I testi dei Passi e le orme e dei drammi teatrali li potrai leggere qui, per esteso, mentre dei saggi storici troverai solo l’arido elenco delle pubblicazioni.

Mi auguro che la lettura dei romanzi e dei drammi ti emozionino quanto hanno emozionato me, quando li ho scritti, se invece ... (ripetendo un’obsoleta clausola di maniera) “vi avessimo annoiato, ce ne scusiamo, perché non l’abbiamo fatto apposta”.

Gianni Cascio Pratilli

Quando il cielo non aveva nome

Giovanni Cascio Pratilli
Quando il cielo non aveva nome









Tavole tridimensionali di Amerigo Folchi

   La notte dell’equinozio di primavera del 597 a. C. Nabukudrushùr, re di Babilonia, vede in sogno qualcosa che lo sconvolge, ma quando si sveglia non riesce a ricordare cosa sia successo nelle nebbie della dimensione onirica e le uniche tracce che permangono sono l’ansia e i segni della meraviglia persistenti sul suo volto. Da allora ogni notte il fenomeno si ripete, e ogni giorno il re tenta invano di ricordare ...

   Allo scoccare dell’equinozio d’autunno il magio Kurî dalla Media arriva  a Babilonia per spiegare il mistero, e mentre si dirige verso la reggia si imbatte in una testa appena mozzata, appesa ai battenti del Palazzo di Giustizia. Il magio è sorpreso dall’espressione di meraviglia che la testa ancora esprime, come se il decapitato avesse provato nell’attimo della morte un sorprendente stupore improvvisamente interrotto da un balenar di spada. Che ci sia qualche nesso, sul momento inspiegabile, tra la meraviglia del re, iniziata con l’equinozio di primavera, e lo stupore di quella testa, spiccata dal busto proprio il giorno dell’equinozio d’autunno?
   Ma lo stupore cresce quando alcuni degli astanti affermano che la testa era di Adapa, mentre altri sono certi che fosse di Mushtâlù, e altri ancora giurano che invece era di Nabù-idanà ...
   A palazzo l’atmosfera diventa ancora più misteriosa per una sorta di epidemia che colpisce ora l’una, ora l’altra delle guardie reali, che improvvisamente farfugliano qualcosa di incomprensibile e si accasciano morte al suolo, con gli occhi sbarrati.

   In questo tessuto di impalpabili incertezze, Nabukudrushùr, sotto la guida del magio, nel ricordare i sogni inizia un percorso interiore totalmente astrale, che lo porterà oltre il cielo, oltre le stelle, fino a conoscere la dimensione dell’eternità. Ma le inquietudini del re, sotto l’influsso del giudeo Daniele, si estendono fino a mettere in discussione il politeismo e la legittimità del potere politico dei sacerdoti. Nella classe sacerdotale il malumore cresce, si fa intollerante, si trasforma in ribellione.
   La congiura dei sacerdoti, il volo di un moscon d’oro magico della regina Amitis, le scelte politiche e religiose del re, il delirio della folla si troveranno a confluire e a confrontarsi nel corteo solenne della grande processione per il Nuovo Anno, quando ...
   Roma, duemilaseicento anni dopo. La notte dell’equinozio di primavera del 1999 un professore si sveglia turbato per un sogno sconvolgente che è certo di aver fatto, e che tuttavia non riesce a ricordare ...

• **Obiettivi**
(1) Traduci in inglese questa frase dell'estratto della pagina: «A palazzo l'atmosfera diventa ancora più misteriosa per una sorta di epidemia che colpisce ora l'una, ora l'altra delle guardie reali, che improvvisamente farfugliano qualcosa di incomprensibile e si accasciano morte al suolo, con gli occhi sbarrati.»
(2) Nell'estratto della pagina, da quale regione giunge a Babilonia il magio Kurî?
(3) Prosegui la presentazione del romanzo «Quando il cielo non aveva nome» a partire dalla sua ultima frase.

• **Righe elencate**
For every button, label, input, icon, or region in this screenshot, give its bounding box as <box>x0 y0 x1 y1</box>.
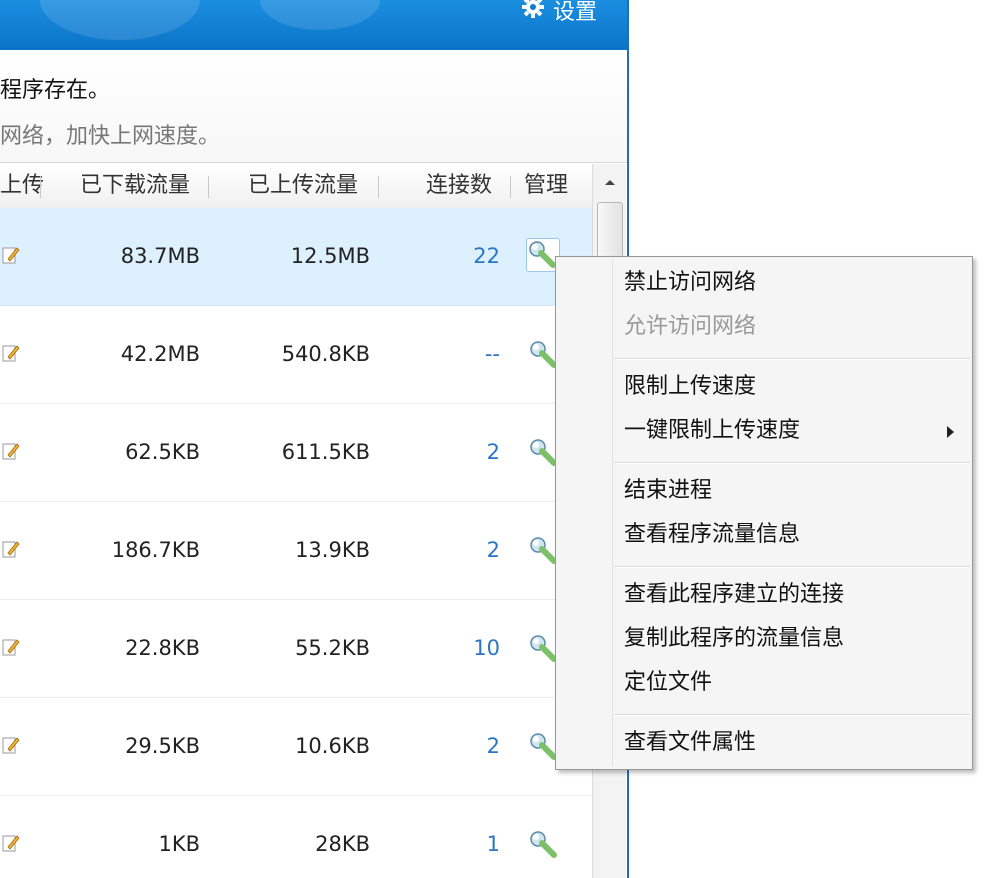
menu-item-view-connections[interactable]: 查看此程序建立的连接 <box>624 575 964 615</box>
gear-icon <box>521 0 545 25</box>
menu-item-limit-upload[interactable]: 限制上传速度 <box>624 367 964 407</box>
table-row[interactable]: 22.8KB 55.2KB 10 <box>0 600 592 698</box>
context-menu: 禁止访问网络 允许访问网络 限制上传速度 一键限制上传速度 结束进程 查看程序流… <box>555 256 973 770</box>
table-header: 上传 已下载流量 已上传流量 连接数 管理 <box>0 164 592 209</box>
menu-item-end-process[interactable]: 结束进程 <box>624 471 964 511</box>
pencil-icon[interactable] <box>2 343 20 363</box>
menu-icon-gutter <box>612 259 613 767</box>
menu-item-allow-network[interactable]: 允许访问网络 <box>624 307 964 347</box>
connections-value[interactable]: 22 <box>473 208 500 305</box>
downloaded-value: 29.5KB <box>125 734 200 758</box>
title-bar: 设置 <box>0 0 627 50</box>
connections-value[interactable]: 2 <box>487 698 500 795</box>
connections-value[interactable]: 2 <box>487 502 500 599</box>
settings-button[interactable]: 设置 <box>521 0 597 26</box>
process-list: 83.7MB 12.5MB 22 42.2MB 540.8KB -- 62.5K… <box>0 208 592 878</box>
uploaded-value: 611.5KB <box>281 440 370 464</box>
menu-item-file-properties[interactable]: 查看文件属性 <box>624 723 964 763</box>
cloud-decoration <box>40 0 200 40</box>
column-header-downloaded[interactable]: 已下载流量 <box>80 164 190 208</box>
connections-value[interactable]: -- <box>485 306 500 403</box>
column-header-upload[interactable]: 上传 <box>0 164 44 208</box>
pencil-icon[interactable] <box>2 735 20 755</box>
table-row[interactable]: 186.7KB 13.9KB 2 <box>0 502 592 600</box>
uploaded-value: 12.5MB <box>290 244 370 268</box>
scroll-up-button[interactable] <box>593 164 626 200</box>
wrench-icon[interactable] <box>528 829 560 861</box>
pencil-icon[interactable] <box>2 637 20 657</box>
uploaded-value: 10.6KB <box>295 734 370 758</box>
downloaded-value: 42.2MB <box>120 342 200 366</box>
menu-item-block-network[interactable]: 禁止访问网络 <box>624 263 964 303</box>
menu-separator <box>614 714 970 716</box>
column-header-uploaded[interactable]: 已上传流量 <box>248 164 358 208</box>
info-text-secondary: 网络，加快上网速度。 <box>0 124 221 149</box>
connections-value[interactable]: 1 <box>487 796 500 878</box>
downloaded-value: 83.7MB <box>120 244 200 268</box>
downloaded-value: 22.8KB <box>125 636 200 660</box>
info-panel: 程序存在。 网络，加快上网速度。 <box>0 50 627 163</box>
uploaded-value: 55.2KB <box>295 636 370 660</box>
downloaded-value: 186.7KB <box>111 538 200 562</box>
info-text-primary: 程序存在。 <box>0 78 111 103</box>
traffic-monitor-window: 设置 程序存在。 网络，加快上网速度。 上传 已下载流量 已上传流量 连接数 管… <box>0 0 629 878</box>
menu-item-copy-traffic-info[interactable]: 复制此程序的流量信息 <box>624 619 964 659</box>
pencil-icon[interactable] <box>2 245 20 265</box>
downloaded-value: 62.5KB <box>125 440 200 464</box>
pencil-icon[interactable] <box>2 441 20 461</box>
table-row[interactable]: 29.5KB 10.6KB 2 <box>0 698 592 796</box>
table-row[interactable]: 83.7MB 12.5MB 22 <box>0 208 592 306</box>
menu-separator <box>614 358 970 360</box>
menu-separator <box>614 566 970 568</box>
pencil-icon[interactable] <box>2 833 20 853</box>
column-header-manage[interactable]: 管理 <box>524 164 568 208</box>
connections-value[interactable]: 2 <box>487 404 500 501</box>
settings-label: 设置 <box>552 0 597 25</box>
menu-separator <box>614 462 970 464</box>
menu-item-label: 一键限制上传速度 <box>624 418 801 443</box>
table-row[interactable]: 62.5KB 611.5KB 2 <box>0 404 592 502</box>
menu-item-view-traffic-info[interactable]: 查看程序流量信息 <box>624 515 964 555</box>
column-separator <box>378 176 379 198</box>
menu-item-locate-file[interactable]: 定位文件 <box>624 663 964 703</box>
submenu-arrow-icon <box>947 426 954 438</box>
column-separator <box>208 176 209 198</box>
downloaded-value: 1KB <box>158 832 200 856</box>
chevron-up-icon <box>604 180 615 185</box>
uploaded-value: 540.8KB <box>281 342 370 366</box>
column-separator <box>40 176 41 198</box>
uploaded-value: 13.9KB <box>295 538 370 562</box>
column-separator <box>510 176 511 198</box>
connections-value[interactable]: 10 <box>473 600 500 697</box>
table-row[interactable]: 42.2MB 540.8KB -- <box>0 306 592 404</box>
cloud-decoration <box>260 0 380 30</box>
pencil-icon[interactable] <box>2 539 20 559</box>
uploaded-value: 28KB <box>315 832 370 856</box>
menu-item-quick-limit-upload[interactable]: 一键限制上传速度 <box>624 411 964 451</box>
column-header-connections[interactable]: 连接数 <box>426 164 492 208</box>
table-row[interactable]: 1KB 28KB 1 <box>0 796 592 878</box>
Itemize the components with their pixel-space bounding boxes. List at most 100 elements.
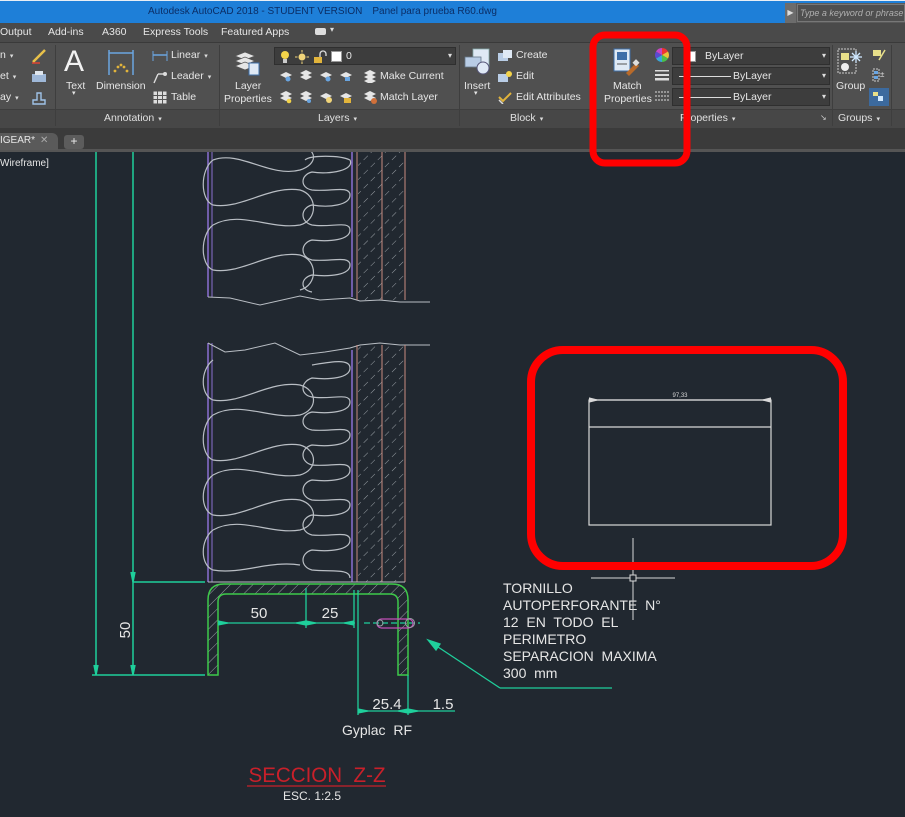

• **Soluzioni**
(1) At the palace the atmosphere becomes even more mysterious because of a sort of epidemic that strikes now one, now another of the royal guards, who suddenly mumble something incomprehensible and collapse dead on the ground, their eyes wide open.

(2) Dalla Media.

(3)
Nota

   Il romanzo è suddistinto in due parti: inizia con una prima storia, complessa, alla corte di Nabucodonosor II (capitoli 1-21), cui segue una breve e semplice storia dei nostri tempi, che si ricollega alla storia precedente per sostanziali analogie esoteriche (capitoli 22-25). I due racconti, che si sviluppano separati eppure paralleli a distanza di 2.600 anni, stanno ad indicare l’identità di alcuni percorsi psicologici umani al di là delle diversità (appariscenti ma non sostanziali) dovute alle mutate tecnologie e ai mutati stili di vita.
   Nella parte babilonese il rigore storico è assoluto, a cominciare dalle vesti, dai cibi, dai costumi, e qua e là può presentare qualche sorpresa per il lettore moderno (come, per esempio, l’ascensore con cui si accedeva ai giardini pensili), tuttavia l’accento della narrazione è posto su un empito lirico ed epico, che si riflette nello stile usato nei 21 capitoli della parte antica. 
   I brani citati dall’Enuma Elìsh e dall’epopea di Gilgamèsh sono stati personalmente tradotti da me, per dare una veste italiana nobile a testi di alta poesia, dei quali purtroppo è stato finora fatto scempio nelle traduzioni correnti.
   Le ripetizioni, tipiche della cultura letteraria babilonese, sono state impiegate in quest’opera per sottolineare momenti di alta sacralità, o drammaticità, o esoterismo, come per l’apertura e la chiusura delle otto porte di Babilonia:
   Primo esempio: cap. 1: Le otto porte (elencate una per una) si aprono all’alba per far entrare il sole; cap. 1: dalle otto porte aperte escono i soldati con le otto teste d’argilla che riproducono il volto di Nabù-idanà decapitato; cap. 16: le otto porte chiuse vengono tutte scardinate dagli assiri assedianti; cap. 21: le otto porte si riaprono all’alba per far entrare il sole.
   Secondo esempio: L’inizio del cap. 21 è identico all’inizio del cap. 1, per indicare che un ciclo nuovo ed analogo si riapre dopo un ciclo concluso.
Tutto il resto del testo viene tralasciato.